(Data listing)

◆ ◆ ◆ ◆ ◆

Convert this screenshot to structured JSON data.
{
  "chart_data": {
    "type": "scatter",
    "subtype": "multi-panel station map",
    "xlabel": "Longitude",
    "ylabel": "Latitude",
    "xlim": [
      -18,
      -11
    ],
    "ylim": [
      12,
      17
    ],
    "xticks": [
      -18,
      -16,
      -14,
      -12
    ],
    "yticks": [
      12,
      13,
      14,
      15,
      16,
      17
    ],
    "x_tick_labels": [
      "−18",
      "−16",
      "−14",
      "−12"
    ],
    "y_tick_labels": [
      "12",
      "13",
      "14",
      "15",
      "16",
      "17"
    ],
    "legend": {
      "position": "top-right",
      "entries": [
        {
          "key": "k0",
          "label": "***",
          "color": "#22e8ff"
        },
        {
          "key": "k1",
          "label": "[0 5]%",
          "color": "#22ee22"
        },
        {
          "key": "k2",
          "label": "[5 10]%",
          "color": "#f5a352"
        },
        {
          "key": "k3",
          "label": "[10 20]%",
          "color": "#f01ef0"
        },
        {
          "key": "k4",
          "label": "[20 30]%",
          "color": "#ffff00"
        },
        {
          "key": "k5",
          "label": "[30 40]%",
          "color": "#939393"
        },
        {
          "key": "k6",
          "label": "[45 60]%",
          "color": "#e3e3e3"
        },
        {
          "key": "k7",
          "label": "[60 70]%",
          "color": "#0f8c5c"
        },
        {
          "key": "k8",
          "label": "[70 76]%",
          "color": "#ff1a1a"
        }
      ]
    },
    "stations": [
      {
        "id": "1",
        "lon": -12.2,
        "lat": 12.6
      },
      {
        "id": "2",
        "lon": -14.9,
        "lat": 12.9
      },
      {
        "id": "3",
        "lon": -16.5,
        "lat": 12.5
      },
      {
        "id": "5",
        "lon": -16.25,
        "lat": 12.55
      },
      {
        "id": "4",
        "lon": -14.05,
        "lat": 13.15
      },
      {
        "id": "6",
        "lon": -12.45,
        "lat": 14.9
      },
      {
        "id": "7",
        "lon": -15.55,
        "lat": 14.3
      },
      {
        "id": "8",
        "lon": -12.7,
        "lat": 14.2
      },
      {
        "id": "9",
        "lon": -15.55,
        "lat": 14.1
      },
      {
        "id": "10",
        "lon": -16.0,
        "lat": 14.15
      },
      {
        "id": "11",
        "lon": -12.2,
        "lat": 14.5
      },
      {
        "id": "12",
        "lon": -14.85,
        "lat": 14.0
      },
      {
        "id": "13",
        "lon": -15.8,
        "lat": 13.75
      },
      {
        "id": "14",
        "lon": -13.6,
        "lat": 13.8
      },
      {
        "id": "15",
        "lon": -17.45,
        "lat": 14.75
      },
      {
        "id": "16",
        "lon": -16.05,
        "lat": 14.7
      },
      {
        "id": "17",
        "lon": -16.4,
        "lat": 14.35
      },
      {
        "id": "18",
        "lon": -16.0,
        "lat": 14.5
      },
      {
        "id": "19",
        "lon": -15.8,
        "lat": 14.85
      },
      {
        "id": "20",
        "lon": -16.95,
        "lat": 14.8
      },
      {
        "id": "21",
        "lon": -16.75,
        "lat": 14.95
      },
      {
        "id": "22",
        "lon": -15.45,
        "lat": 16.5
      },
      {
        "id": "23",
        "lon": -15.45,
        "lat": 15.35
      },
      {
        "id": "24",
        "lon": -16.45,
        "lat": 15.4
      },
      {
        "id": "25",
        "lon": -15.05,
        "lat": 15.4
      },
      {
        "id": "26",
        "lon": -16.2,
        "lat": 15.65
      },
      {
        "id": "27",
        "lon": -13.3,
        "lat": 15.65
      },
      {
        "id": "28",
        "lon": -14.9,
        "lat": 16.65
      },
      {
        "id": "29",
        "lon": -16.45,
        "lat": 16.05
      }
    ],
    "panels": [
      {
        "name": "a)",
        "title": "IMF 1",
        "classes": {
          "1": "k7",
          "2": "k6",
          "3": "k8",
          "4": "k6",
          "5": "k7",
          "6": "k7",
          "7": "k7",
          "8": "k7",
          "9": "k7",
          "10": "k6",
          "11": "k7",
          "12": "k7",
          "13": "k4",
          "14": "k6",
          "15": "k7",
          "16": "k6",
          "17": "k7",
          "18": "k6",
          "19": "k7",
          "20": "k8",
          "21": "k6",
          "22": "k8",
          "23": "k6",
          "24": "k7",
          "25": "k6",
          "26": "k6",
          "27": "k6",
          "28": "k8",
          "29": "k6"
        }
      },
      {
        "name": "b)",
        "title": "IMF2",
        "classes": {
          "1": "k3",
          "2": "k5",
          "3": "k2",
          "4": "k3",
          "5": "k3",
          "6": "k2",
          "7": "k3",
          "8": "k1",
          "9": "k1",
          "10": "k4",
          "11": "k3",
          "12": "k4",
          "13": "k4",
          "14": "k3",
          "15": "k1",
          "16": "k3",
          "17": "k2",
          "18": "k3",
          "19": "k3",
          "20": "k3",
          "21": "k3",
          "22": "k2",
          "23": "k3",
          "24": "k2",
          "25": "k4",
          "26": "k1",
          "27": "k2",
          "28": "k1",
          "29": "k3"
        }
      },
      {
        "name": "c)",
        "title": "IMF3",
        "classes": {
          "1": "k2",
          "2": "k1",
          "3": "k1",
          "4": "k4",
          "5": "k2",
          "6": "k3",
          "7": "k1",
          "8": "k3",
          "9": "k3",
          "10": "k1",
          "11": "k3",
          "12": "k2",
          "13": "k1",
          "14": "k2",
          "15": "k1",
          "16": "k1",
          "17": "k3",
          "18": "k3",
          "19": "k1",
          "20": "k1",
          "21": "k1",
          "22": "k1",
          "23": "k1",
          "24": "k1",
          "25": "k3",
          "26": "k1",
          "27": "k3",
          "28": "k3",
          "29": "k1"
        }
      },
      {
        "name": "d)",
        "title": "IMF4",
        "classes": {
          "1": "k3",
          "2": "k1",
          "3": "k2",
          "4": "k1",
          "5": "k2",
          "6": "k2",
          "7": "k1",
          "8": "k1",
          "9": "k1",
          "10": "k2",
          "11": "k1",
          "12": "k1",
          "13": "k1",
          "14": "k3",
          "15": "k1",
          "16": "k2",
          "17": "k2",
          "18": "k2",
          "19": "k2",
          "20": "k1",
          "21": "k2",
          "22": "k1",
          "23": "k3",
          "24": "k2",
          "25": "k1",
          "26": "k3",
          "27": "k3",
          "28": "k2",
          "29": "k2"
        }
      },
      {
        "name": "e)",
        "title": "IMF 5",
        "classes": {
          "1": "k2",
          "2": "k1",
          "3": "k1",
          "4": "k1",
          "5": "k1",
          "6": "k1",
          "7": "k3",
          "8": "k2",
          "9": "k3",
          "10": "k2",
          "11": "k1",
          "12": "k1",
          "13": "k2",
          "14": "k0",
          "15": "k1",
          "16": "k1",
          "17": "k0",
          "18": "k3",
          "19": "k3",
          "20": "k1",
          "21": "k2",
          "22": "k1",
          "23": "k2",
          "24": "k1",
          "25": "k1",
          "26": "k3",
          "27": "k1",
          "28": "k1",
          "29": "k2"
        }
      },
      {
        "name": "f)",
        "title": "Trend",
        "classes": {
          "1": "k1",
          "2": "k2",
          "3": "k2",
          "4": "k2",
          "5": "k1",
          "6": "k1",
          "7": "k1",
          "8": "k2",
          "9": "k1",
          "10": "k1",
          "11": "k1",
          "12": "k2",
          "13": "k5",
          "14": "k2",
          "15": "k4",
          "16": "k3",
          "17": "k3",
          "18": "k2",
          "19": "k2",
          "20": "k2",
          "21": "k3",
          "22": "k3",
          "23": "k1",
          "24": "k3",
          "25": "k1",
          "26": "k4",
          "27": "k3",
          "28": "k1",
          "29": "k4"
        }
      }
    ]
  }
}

◆ ◆ ◆ ◆ ◆

> [Aim of the exercise]
Tally the lines of the listing above that include the word "title". Answer with the number alone.

> [Correct output]
6